[Problem to work on] Update the records below so that each occurrence of "text-line" becomes "text-row", with every other character kept the same.

─── Input data ───

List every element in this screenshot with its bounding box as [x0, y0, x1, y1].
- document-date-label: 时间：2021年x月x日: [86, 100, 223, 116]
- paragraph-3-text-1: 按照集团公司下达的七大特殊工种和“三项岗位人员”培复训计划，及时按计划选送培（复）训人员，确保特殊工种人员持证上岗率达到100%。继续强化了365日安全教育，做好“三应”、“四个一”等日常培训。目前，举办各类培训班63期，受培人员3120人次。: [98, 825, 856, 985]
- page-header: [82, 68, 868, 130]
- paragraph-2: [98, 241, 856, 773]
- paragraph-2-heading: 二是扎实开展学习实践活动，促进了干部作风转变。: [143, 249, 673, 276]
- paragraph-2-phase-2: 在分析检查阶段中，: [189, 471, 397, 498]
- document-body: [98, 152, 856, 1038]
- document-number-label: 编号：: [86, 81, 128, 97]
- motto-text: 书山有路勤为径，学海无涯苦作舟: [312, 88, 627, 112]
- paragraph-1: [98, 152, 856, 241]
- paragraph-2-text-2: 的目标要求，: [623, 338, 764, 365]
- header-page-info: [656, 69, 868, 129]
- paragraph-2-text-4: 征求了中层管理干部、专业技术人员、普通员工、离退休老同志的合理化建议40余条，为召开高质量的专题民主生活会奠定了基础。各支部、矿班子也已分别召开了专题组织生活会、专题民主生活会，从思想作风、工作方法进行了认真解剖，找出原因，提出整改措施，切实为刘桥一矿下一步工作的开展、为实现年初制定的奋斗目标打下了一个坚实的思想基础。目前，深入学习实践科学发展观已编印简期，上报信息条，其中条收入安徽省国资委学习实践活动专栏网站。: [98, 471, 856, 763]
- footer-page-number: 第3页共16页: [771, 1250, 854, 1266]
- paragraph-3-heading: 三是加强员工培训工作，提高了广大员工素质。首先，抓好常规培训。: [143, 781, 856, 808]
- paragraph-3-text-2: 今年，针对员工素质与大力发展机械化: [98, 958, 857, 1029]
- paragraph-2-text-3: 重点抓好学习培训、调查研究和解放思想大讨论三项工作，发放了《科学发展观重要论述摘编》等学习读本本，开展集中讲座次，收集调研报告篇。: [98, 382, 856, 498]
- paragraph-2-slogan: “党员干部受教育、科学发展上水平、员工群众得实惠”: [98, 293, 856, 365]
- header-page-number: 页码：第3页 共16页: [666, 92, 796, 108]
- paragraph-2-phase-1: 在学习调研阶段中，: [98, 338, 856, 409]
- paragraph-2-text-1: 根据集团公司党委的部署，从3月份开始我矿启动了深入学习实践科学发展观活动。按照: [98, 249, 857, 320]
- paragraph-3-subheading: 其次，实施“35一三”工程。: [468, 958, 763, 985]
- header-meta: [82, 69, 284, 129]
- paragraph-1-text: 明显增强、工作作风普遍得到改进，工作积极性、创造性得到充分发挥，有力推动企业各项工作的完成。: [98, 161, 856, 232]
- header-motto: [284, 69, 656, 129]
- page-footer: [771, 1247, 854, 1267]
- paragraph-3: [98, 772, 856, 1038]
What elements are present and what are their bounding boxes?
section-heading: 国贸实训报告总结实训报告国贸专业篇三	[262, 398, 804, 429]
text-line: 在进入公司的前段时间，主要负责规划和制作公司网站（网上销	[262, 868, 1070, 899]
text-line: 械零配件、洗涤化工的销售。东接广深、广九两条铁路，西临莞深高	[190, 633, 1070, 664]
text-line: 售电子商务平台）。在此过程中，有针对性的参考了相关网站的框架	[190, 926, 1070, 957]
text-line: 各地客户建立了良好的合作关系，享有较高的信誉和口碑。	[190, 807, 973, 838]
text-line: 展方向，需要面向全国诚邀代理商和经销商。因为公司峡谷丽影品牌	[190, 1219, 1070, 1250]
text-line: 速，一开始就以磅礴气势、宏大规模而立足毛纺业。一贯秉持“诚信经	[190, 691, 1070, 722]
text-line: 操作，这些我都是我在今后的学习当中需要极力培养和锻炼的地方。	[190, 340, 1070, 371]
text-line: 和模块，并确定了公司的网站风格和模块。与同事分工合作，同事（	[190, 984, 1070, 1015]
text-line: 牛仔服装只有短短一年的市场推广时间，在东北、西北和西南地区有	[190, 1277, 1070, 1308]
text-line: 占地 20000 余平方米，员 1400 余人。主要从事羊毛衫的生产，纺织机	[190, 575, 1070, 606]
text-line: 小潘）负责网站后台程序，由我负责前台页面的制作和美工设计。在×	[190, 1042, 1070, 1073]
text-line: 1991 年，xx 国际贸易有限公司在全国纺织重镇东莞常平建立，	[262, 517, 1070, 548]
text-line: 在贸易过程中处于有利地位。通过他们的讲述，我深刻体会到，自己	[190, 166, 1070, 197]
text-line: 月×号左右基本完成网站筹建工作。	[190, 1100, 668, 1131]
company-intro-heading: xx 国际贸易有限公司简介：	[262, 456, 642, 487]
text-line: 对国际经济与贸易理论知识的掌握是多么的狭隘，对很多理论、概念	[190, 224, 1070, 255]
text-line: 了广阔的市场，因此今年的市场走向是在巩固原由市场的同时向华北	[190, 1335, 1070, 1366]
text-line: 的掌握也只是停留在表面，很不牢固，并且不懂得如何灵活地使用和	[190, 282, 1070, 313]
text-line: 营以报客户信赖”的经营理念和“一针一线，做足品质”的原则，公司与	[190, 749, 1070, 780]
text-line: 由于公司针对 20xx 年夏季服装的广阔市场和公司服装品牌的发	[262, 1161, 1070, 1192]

───

[Solution for this exercise]
List every element in this screenshot with its bounding box as [x0, y0, x1, y1].
- document-date-label: 时间：2021年x月x日: [86, 100, 223, 116]
- paragraph-3-text-1: 按照集团公司下达的七大特殊工种和“三项岗位人员”培复训计划，及时按计划选送培（复）训人员，确保特殊工种人员持证上岗率达到100%。继续强化了365日安全教育，做好“三应”、“四个一”等日常培训。目前，举办各类培训班63期，受培人员3120人次。: [98, 825, 856, 985]
- page-header: [82, 68, 868, 130]
- paragraph-2: [98, 241, 856, 773]
- paragraph-2-heading: 二是扎实开展学习实践活动，促进了干部作风转变。: [143, 249, 673, 276]
- paragraph-2-phase-2: 在分析检查阶段中，: [189, 471, 397, 498]
- document-body: [98, 152, 856, 1038]
- document-number-label: 编号：: [86, 81, 128, 97]
- motto-text: 书山有路勤为径，学海无涯苦作舟: [312, 88, 627, 112]
- paragraph-1: [98, 152, 856, 241]
- paragraph-2-text-2: 的目标要求，: [623, 338, 764, 365]
- header-page-info: [656, 69, 868, 129]
- paragraph-2-text-4: 征求了中层管理干部、专业技术人员、普通员工、离退休老同志的合理化建议40余条，为召开高质量的专题民主生活会奠定了基础。各支部、矿班子也已分别召开了专题组织生活会、专题民主生活会，从思想作风、工作方法进行了认真解剖，找出原因，提出整改措施，切实为刘桥一矿下一步工作的开展、为实现年初制定的奋斗目标打下了一个坚实的思想基础。目前，深入学习实践科学发展观已编印简期，上报信息条，其中条收入安徽省国资委学习实践活动专栏网站。: [98, 471, 856, 763]
- footer-page-number: 第3页共16页: [771, 1250, 854, 1266]
- paragraph-3-heading: 三是加强员工培训工作，提高了广大员工素质。首先，抓好常规培训。: [143, 781, 856, 808]
- paragraph-3-text-2: 今年，针对员工素质与大力发展机械化: [98, 958, 857, 1029]
- paragraph-2-text-3: 重点抓好学习培训、调查研究和解放思想大讨论三项工作，发放了《科学发展观重要论述摘编》等学习读本本，开展集中讲座次，收集调研报告篇。: [98, 382, 856, 498]
- paragraph-2-slogan: “党员干部受教育、科学发展上水平、员工群众得实惠”: [98, 293, 856, 365]
- header-page-number: 页码：第3页 共16页: [666, 92, 796, 108]
- paragraph-2-phase-1: 在学习调研阶段中，: [98, 338, 856, 409]
- paragraph-2-text-1: 根据集团公司党委的部署，从3月份开始我矿启动了深入学习实践科学发展观活动。按照: [98, 249, 857, 320]
- paragraph-3-subheading: 其次，实施“35一三”工程。: [468, 958, 763, 985]
- header-meta: [82, 69, 284, 129]
- paragraph-1-text: 明显增强、工作作风普遍得到改进，工作积极性、创造性得到充分发挥，有力推动企业各项工作的完成。: [98, 161, 856, 232]
- header-motto: [284, 69, 656, 129]
- page-footer: [771, 1247, 854, 1267]
- paragraph-3: [98, 772, 856, 1038]
What elements are present and what are their bounding boxes?
section-heading: 国贸实训报告总结实训报告国贸专业篇三	[262, 398, 804, 429]
text-row: 在进入公司的前段时间，主要负责规划和制作公司网站（网上销	[262, 868, 1070, 899]
text-row: 械零配件、洗涤化工的销售。东接广深、广九两条铁路，西临莞深高	[190, 633, 1070, 664]
text-row: 售电子商务平台）。在此过程中，有针对性的参考了相关网站的框架	[190, 926, 1070, 957]
text-row: 各地客户建立了良好的合作关系，享有较高的信誉和口碑。	[190, 807, 973, 838]
text-row: 展方向，需要面向全国诚邀代理商和经销商。因为公司峡谷丽影品牌	[190, 1219, 1070, 1250]
text-row: 速，一开始就以磅礴气势、宏大规模而立足毛纺业。一贯秉持“诚信经	[190, 691, 1070, 722]
text-row: 操作，这些我都是我在今后的学习当中需要极力培养和锻炼的地方。	[190, 340, 1070, 371]
text-row: 和模块，并确定了公司的网站风格和模块。与同事分工合作，同事（	[190, 984, 1070, 1015]
text-row: 牛仔服装只有短短一年的市场推广时间，在东北、西北和西南地区有	[190, 1277, 1070, 1308]
text-row: 占地 20000 余平方米，员 1400 余人。主要从事羊毛衫的生产，纺织机	[190, 575, 1070, 606]
text-row: 小潘）负责网站后台程序，由我负责前台页面的制作和美工设计。在×	[190, 1042, 1070, 1073]
text-row: 1991 年，xx 国际贸易有限公司在全国纺织重镇东莞常平建立，	[262, 517, 1070, 548]
text-row: 在贸易过程中处于有利地位。通过他们的讲述，我深刻体会到，自己	[190, 166, 1070, 197]
text-row: 月×号左右基本完成网站筹建工作。	[190, 1100, 668, 1131]
company-intro-heading: xx 国际贸易有限公司简介：	[262, 456, 642, 487]
text-row: 对国际经济与贸易理论知识的掌握是多么的狭隘，对很多理论、概念	[190, 224, 1070, 255]
text-row: 了广阔的市场，因此今年的市场走向是在巩固原由市场的同时向华北	[190, 1335, 1070, 1366]
text-row: 的掌握也只是停留在表面，很不牢固，并且不懂得如何灵活地使用和	[190, 282, 1070, 313]
text-row: 营以报客户信赖”的经营理念和“一针一线，做足品质”的原则，公司与	[190, 749, 1070, 780]
text-row: 由于公司针对 20xx 年夏季服装的广阔市场和公司服装品牌的发	[262, 1161, 1070, 1192]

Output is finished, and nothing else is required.